### [Dataset content]
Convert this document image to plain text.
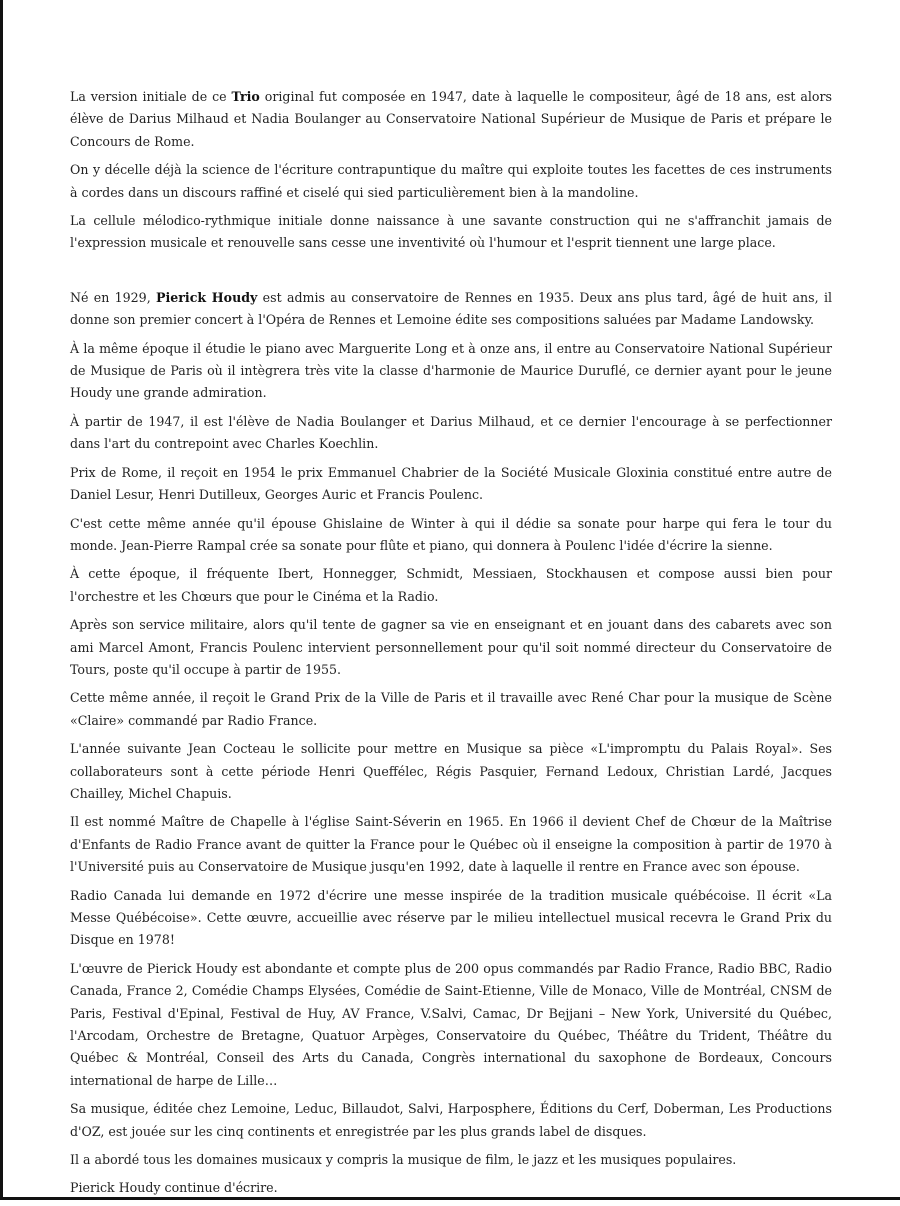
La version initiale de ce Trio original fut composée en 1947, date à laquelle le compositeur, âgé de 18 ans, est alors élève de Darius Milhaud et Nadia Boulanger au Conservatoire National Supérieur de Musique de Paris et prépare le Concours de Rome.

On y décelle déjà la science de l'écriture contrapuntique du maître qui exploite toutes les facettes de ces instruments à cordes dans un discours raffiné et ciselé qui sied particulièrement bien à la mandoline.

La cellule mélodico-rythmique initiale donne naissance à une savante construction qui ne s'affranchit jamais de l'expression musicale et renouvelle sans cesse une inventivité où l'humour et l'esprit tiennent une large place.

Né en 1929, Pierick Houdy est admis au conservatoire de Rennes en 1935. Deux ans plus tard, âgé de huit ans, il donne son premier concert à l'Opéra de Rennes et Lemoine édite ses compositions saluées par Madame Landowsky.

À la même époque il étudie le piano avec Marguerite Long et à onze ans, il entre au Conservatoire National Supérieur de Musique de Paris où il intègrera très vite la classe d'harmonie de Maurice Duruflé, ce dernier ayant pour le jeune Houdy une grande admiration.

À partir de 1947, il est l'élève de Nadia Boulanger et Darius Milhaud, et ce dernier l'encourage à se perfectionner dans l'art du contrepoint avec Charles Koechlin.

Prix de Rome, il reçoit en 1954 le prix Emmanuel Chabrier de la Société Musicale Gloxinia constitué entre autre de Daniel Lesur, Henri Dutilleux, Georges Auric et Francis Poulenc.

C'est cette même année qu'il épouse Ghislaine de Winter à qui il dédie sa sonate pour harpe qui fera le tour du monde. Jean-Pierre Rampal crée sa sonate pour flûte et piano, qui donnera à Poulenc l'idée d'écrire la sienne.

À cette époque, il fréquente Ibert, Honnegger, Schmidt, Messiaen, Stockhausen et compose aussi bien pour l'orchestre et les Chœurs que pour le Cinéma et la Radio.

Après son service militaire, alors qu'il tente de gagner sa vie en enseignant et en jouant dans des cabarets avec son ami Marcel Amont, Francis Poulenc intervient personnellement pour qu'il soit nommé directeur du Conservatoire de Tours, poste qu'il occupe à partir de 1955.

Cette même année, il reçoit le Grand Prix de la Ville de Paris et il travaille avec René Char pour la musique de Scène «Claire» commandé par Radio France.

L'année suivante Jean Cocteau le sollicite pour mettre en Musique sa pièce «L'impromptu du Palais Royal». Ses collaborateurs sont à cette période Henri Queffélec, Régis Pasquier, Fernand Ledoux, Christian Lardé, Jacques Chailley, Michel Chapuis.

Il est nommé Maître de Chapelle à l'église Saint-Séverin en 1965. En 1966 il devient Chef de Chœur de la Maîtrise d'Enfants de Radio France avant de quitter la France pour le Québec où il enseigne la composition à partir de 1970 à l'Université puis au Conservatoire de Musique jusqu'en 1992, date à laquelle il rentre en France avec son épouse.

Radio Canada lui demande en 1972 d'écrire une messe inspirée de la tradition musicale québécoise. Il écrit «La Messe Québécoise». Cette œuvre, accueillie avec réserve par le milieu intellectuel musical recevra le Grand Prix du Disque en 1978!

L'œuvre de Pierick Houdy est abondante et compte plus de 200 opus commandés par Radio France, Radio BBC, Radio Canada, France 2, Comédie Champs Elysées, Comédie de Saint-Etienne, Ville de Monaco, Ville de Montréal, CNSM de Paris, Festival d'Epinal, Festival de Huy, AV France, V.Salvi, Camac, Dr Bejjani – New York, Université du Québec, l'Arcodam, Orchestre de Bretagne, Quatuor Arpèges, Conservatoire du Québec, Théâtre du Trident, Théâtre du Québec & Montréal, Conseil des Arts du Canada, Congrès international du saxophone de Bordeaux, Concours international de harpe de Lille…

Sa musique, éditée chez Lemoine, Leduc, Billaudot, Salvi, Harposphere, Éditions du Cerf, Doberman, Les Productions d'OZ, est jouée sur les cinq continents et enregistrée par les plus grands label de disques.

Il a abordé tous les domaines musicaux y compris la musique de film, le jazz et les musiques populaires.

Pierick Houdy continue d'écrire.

### [Requirement]
From the records above, report the count of lines containing "Lemoine" and nothing more.

### [Answer to the exercise]
2